### Problem requirements
State the number of lines that contain the word "Cabs", and add nothing else.

Records from a data collection:
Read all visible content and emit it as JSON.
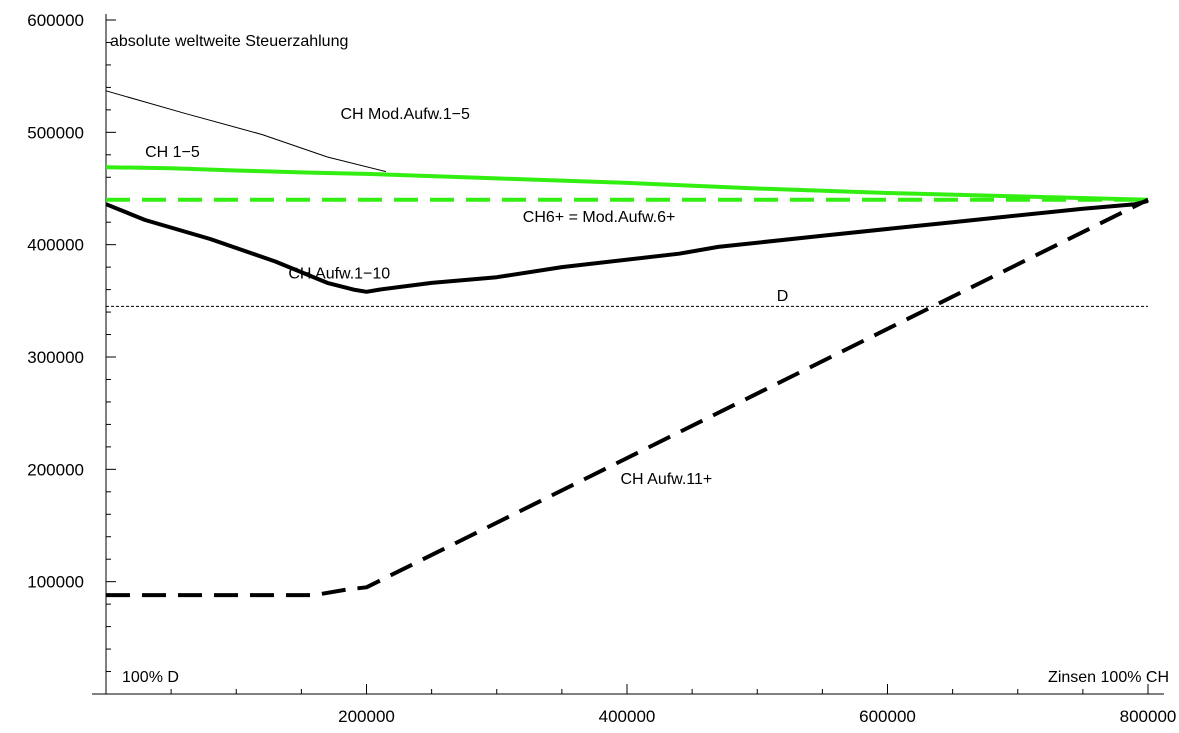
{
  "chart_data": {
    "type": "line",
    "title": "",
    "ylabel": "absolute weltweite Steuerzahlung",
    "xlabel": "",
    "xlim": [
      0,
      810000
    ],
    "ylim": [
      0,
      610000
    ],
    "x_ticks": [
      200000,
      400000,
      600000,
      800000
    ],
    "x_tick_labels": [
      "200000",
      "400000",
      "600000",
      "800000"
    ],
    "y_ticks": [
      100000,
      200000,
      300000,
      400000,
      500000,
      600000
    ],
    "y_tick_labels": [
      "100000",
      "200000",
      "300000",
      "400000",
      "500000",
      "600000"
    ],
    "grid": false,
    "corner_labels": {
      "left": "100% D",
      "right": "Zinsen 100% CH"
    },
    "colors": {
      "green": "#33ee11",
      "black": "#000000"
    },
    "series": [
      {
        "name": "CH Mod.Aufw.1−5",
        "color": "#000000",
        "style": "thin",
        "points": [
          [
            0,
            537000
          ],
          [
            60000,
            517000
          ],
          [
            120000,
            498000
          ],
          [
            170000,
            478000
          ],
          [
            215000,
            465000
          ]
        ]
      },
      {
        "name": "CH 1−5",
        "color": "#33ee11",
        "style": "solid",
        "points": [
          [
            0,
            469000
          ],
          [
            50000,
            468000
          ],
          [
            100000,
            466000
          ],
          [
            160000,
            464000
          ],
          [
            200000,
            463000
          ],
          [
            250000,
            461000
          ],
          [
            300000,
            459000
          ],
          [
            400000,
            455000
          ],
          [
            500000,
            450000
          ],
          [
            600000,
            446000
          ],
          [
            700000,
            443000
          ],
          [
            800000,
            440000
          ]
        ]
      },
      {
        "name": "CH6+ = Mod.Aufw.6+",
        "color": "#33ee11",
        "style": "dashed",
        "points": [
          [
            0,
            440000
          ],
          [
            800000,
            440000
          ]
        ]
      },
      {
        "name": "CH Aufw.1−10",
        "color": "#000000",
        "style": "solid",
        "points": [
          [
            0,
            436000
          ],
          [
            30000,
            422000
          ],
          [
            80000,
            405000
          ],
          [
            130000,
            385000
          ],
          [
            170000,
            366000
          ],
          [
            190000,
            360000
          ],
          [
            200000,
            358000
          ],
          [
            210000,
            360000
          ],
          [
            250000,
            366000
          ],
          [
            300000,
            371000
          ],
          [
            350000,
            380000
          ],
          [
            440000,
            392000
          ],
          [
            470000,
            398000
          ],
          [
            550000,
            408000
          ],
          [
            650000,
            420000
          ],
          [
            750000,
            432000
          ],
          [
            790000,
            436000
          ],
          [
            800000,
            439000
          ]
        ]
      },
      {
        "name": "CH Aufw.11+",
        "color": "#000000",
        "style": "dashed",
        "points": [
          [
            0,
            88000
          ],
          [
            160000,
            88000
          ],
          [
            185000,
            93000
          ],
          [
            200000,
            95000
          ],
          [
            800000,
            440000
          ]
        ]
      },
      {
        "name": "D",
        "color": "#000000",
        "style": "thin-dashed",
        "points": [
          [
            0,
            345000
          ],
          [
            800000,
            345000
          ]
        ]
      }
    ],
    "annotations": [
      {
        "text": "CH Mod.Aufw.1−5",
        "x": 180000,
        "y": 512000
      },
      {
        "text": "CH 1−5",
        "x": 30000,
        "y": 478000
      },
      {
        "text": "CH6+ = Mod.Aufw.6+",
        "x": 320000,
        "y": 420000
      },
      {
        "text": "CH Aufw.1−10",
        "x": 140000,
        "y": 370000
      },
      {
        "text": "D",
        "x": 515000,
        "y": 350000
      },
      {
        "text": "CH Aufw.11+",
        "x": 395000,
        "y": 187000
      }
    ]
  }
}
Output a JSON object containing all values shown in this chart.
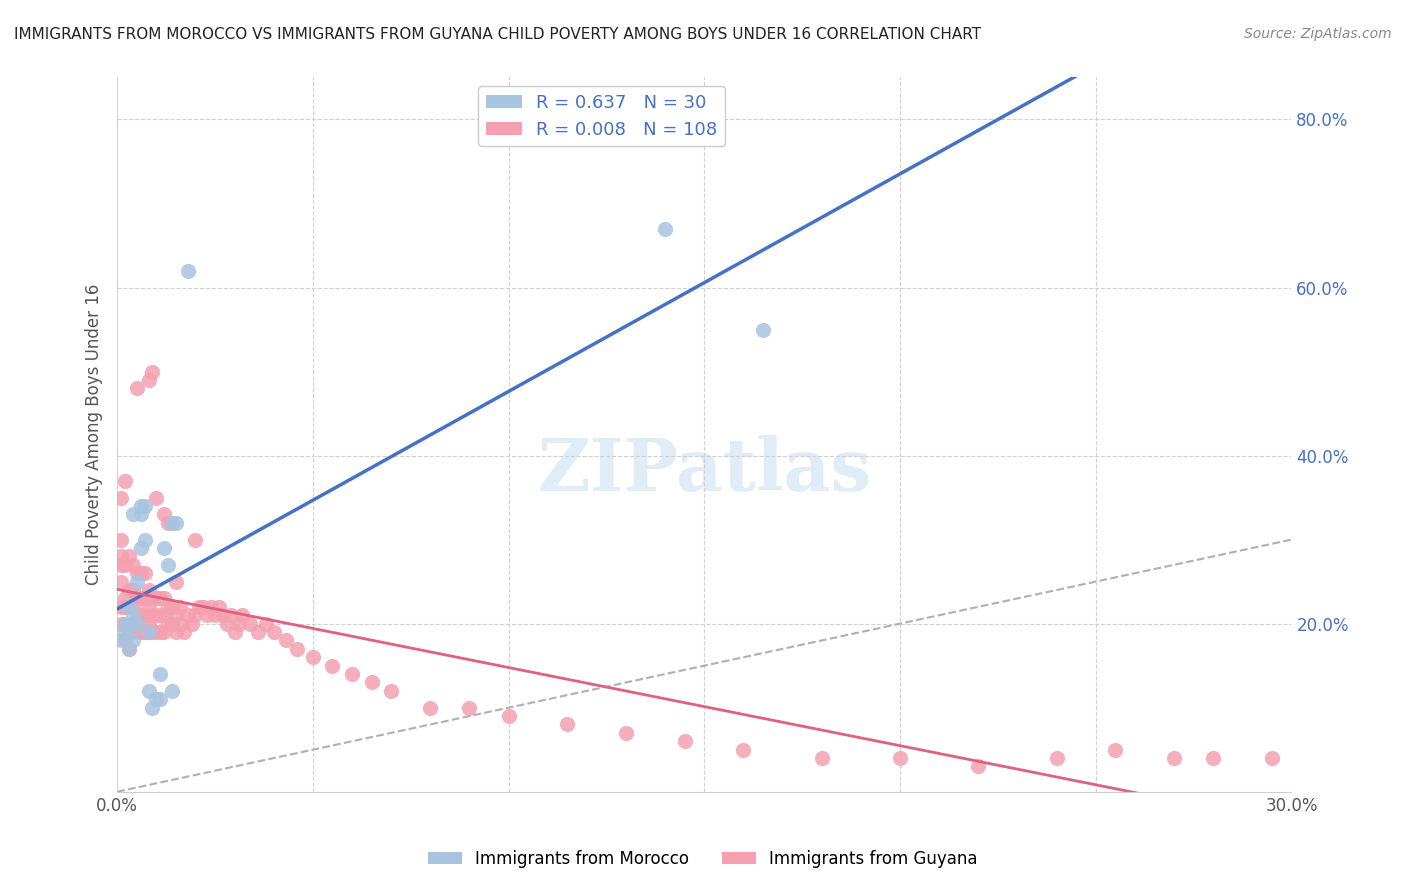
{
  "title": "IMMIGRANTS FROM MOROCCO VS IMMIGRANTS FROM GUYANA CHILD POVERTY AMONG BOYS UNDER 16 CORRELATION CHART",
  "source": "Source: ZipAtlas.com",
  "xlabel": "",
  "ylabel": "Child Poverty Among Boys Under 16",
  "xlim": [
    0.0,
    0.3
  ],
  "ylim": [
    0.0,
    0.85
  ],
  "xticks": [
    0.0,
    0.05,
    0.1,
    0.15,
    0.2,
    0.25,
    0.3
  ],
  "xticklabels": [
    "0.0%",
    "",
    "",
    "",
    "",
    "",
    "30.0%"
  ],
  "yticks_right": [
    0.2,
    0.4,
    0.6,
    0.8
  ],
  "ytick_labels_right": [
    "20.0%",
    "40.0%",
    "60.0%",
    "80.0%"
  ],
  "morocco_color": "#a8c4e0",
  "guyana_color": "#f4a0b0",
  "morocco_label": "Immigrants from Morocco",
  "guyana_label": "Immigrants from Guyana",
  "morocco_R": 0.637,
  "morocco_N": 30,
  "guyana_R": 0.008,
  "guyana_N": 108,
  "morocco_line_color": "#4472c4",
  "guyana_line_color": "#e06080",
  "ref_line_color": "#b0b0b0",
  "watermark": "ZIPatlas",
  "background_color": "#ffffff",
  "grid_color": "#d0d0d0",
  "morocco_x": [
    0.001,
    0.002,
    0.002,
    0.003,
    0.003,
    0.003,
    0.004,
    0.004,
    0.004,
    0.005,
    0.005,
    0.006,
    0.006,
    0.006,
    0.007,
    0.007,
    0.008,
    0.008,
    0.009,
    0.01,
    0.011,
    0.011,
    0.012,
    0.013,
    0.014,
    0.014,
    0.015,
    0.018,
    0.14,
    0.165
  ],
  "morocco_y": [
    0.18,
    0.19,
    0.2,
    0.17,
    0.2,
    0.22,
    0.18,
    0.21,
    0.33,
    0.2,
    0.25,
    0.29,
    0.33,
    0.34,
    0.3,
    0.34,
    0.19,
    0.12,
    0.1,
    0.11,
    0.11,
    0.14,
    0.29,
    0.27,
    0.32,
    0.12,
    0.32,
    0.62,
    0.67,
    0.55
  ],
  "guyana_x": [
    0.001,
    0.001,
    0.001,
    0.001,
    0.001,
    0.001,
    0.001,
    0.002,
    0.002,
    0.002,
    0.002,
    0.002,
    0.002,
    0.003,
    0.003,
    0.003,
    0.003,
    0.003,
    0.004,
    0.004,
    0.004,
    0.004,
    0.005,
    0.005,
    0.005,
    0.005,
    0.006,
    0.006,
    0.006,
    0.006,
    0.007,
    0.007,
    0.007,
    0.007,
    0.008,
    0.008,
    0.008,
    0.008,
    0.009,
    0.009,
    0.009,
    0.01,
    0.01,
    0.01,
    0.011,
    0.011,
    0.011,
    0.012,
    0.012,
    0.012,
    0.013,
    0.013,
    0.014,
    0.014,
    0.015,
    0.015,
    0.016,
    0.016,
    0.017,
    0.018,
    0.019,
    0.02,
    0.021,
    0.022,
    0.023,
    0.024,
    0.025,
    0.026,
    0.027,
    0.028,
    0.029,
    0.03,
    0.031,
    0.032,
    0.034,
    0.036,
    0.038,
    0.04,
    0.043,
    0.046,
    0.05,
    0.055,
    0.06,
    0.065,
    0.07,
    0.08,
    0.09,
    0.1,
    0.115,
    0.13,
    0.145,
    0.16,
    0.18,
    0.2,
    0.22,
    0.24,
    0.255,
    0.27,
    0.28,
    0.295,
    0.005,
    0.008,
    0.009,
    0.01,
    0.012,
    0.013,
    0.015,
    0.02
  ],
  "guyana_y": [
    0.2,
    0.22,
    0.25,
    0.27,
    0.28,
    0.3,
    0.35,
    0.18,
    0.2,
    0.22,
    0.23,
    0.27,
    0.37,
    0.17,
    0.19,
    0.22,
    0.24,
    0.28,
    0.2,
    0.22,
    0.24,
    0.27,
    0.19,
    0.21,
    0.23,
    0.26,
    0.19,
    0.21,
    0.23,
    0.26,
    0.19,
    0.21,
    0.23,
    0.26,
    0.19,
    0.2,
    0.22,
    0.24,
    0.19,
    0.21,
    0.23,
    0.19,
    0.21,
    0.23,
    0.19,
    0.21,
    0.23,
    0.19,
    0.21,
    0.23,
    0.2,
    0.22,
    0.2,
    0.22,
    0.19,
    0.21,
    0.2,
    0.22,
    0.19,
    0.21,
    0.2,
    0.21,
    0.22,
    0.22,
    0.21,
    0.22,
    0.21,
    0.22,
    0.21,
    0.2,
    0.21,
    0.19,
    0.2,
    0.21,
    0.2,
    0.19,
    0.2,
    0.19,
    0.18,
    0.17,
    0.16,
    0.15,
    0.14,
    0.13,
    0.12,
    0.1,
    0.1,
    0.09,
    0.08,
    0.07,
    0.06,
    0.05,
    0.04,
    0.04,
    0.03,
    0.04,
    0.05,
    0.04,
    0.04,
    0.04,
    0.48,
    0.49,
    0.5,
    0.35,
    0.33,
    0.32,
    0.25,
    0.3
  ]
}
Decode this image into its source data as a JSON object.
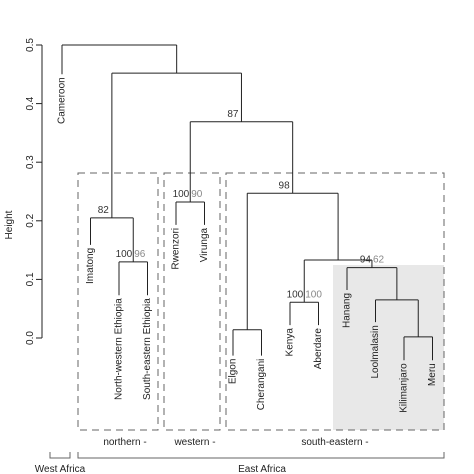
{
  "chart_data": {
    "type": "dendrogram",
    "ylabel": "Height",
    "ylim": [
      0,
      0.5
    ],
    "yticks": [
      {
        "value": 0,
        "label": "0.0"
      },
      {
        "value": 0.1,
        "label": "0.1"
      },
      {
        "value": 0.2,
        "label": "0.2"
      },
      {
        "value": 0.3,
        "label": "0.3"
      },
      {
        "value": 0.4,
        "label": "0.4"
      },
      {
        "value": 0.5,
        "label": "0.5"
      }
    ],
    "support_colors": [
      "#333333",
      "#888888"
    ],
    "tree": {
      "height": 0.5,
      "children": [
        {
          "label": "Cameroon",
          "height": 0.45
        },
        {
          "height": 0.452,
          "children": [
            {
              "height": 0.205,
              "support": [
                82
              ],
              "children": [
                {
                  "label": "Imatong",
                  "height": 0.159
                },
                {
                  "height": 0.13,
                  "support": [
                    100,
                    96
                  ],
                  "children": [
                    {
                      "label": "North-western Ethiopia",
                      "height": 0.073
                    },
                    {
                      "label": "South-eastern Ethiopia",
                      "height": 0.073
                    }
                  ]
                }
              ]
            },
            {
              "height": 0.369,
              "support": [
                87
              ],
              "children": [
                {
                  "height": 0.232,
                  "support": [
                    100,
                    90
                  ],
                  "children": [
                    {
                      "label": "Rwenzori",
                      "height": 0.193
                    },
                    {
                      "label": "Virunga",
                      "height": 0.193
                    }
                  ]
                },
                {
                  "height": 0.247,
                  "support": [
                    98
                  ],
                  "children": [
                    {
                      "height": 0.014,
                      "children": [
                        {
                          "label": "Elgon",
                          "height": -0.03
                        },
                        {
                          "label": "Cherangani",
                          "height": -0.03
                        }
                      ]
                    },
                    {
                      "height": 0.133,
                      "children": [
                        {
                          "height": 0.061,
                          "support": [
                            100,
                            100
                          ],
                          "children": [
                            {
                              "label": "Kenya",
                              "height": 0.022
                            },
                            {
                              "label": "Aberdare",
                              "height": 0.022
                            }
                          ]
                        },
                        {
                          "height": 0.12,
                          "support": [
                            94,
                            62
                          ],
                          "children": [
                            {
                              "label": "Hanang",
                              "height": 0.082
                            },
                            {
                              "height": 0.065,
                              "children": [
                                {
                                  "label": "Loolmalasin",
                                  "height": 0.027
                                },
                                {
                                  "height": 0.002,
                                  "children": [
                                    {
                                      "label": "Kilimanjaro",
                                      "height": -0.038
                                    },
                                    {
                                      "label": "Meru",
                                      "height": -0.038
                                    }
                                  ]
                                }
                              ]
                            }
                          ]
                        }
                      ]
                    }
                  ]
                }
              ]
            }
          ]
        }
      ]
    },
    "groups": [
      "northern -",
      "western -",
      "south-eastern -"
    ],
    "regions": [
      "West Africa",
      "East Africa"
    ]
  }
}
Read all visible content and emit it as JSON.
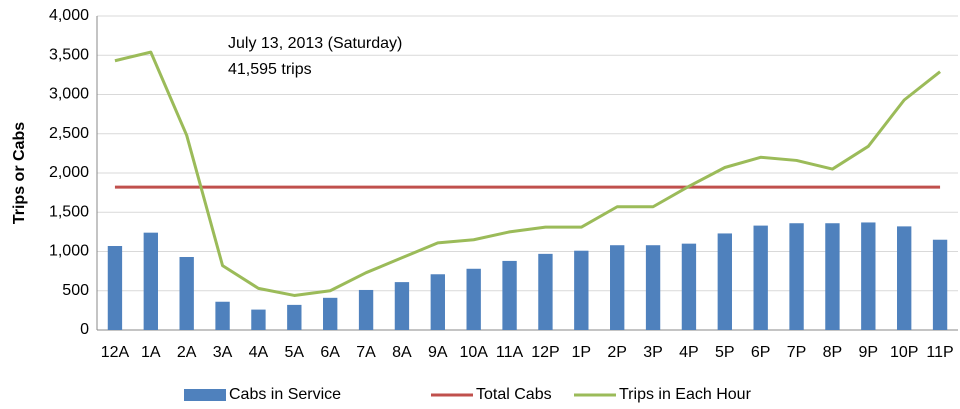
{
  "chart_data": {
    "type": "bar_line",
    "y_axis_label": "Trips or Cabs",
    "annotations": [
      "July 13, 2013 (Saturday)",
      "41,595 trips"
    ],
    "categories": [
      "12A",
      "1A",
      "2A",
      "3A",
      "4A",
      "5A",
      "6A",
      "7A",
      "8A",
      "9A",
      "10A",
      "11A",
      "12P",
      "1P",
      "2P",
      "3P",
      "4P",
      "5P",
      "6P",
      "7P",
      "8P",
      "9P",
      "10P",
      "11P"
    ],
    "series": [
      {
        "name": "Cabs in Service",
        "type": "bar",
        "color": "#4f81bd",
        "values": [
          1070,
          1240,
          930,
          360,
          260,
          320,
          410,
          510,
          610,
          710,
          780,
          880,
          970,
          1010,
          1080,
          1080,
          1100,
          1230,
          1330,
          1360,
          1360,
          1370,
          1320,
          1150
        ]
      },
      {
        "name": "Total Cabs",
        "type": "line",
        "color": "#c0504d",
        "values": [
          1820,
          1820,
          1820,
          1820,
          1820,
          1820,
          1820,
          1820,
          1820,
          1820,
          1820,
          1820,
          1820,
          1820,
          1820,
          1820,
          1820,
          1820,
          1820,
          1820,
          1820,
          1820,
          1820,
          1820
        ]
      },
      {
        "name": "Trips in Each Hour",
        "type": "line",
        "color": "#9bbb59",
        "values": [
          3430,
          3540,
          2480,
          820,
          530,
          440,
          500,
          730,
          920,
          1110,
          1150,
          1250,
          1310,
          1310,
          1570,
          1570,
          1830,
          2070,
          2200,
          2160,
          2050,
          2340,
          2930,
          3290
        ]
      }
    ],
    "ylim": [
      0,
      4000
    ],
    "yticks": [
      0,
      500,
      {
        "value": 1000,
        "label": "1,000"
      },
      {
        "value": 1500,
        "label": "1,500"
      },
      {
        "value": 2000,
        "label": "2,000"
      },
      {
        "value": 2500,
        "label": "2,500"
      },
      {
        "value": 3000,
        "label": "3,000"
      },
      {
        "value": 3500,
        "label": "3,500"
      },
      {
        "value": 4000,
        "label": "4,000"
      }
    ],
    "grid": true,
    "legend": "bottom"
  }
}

### Task output
3